§ WHAT YOU WILL DO: Go through the listing and set it down exactly, leaving out its pictures.

Data entries
-.-.-

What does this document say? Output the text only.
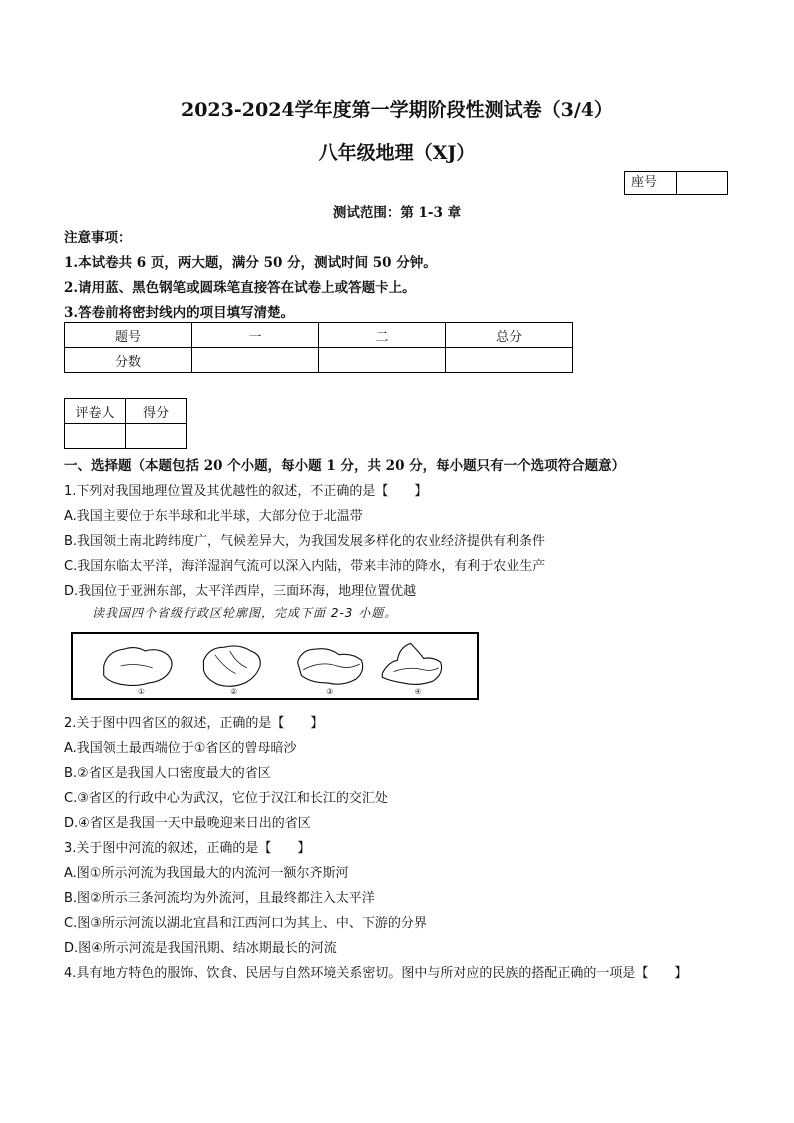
2023-2024学年度第一学期阶段性测试卷（3/4）
八年级地理（XJ）
座号
测试范围：第 1-3 章
注意事项：
1.本试卷共 6 页，两大题，满分 50 分，测试时间 50 分钟。
2.请用蓝、黑色钢笔或圆珠笔直接答在试卷上或答题卡上。
3.答卷前将密封线内的项目填写清楚。
题号	一	二	总分
分数			
评卷人	得分

一、选择题（本题包括 20 个小题，每小题 1 分，共 20 分，每小题只有一个选项符合题意）
1.下列对我国地理位置及其优越性的叙述，不正确的是【　　】
A.我国主要位于东半球和北半球，大部分位于北温带
B.我国领土南北跨纬度广，气候差异大，为我国发展多样化的农业经济提供有利条件
C.我国东临太平洋，海洋湿润气流可以深入内陆，带来丰沛的降水，有利于农业生产
D.我国位于亚洲东部，太平洋西岸，三面环海，地理位置优越
读我国四个省级行政区轮廓图，完成下面 2-3 小题。
①	②	③	④
2.关于图中四省区的叙述，正确的是【　　】
A.我国领土最西端位于①省区的曾母暗沙
B.②省区是我国人口密度最大的省区
C.③省区的行政中心为武汉，它位于汉江和长江的交汇处
D.④省区是我国一天中最晚迎来日出的省区
3.关于图中河流的叙述，正确的是【　　】
A.图①所示河流为我国最大的内流河一额尔齐斯河
B.图②所示三条河流均为外流河，且最终都注入太平洋
C.图③所示河流以湖北宜昌和江西河口为其上、中、下游的分界
D.图④所示河流是我国汛期、结冰期最长的河流
4.具有地方特色的服饰、饮食、民居与自然环境关系密切。图中与所对应的民族的搭配正确的一项是【　　】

-.-.-

§ EXERCISE OUTPUT:
What does this document say? Output the text only.
2023-2024学年度第一学期阶段性测试卷（3/4）
八年级地理（XJ）
座号
测试范围：第 1-3 章
注意事项：
1.本试卷共 6 页，两大题，满分 50 分，测试时间 50 分钟。
2.请用蓝、黑色钢笔或圆珠笔直接答在试卷上或答题卡上。
3.答卷前将密封线内的项目填写清楚。
题号	一	二	总分
分数			
评卷人	得分

一、选择题（本题包括 20 个小题，每小题 1 分，共 20 分，每小题只有一个选项符合题意）
1.下列对我国地理位置及其优越性的叙述，不正确的是【　　】
A.我国主要位于东半球和北半球，大部分位于北温带
B.我国领土南北跨纬度广，气候差异大，为我国发展多样化的农业经济提供有利条件
C.我国东临太平洋，海洋湿润气流可以深入内陆，带来丰沛的降水，有利于农业生产
D.我国位于亚洲东部，太平洋西岸，三面环海，地理位置优越
读我国四个省级行政区轮廓图，完成下面 2-3 小题。
①	②	③	④
2.关于图中四省区的叙述，正确的是【　　】
A.我国领土最西端位于①省区的曾母暗沙
B.②省区是我国人口密度最大的省区
C.③省区的行政中心为武汉，它位于汉江和长江的交汇处
D.④省区是我国一天中最晚迎来日出的省区
3.关于图中河流的叙述，正确的是【　　】
A.图①所示河流为我国最大的内流河一额尔齐斯河
B.图②所示三条河流均为外流河，且最终都注入太平洋
C.图③所示河流以湖北宜昌和江西河口为其上、中、下游的分界
D.图④所示河流是我国汛期、结冰期最长的河流
4.具有地方特色的服饰、饮食、民居与自然环境关系密切。图中与所对应的民族的搭配正确的一项是【　　】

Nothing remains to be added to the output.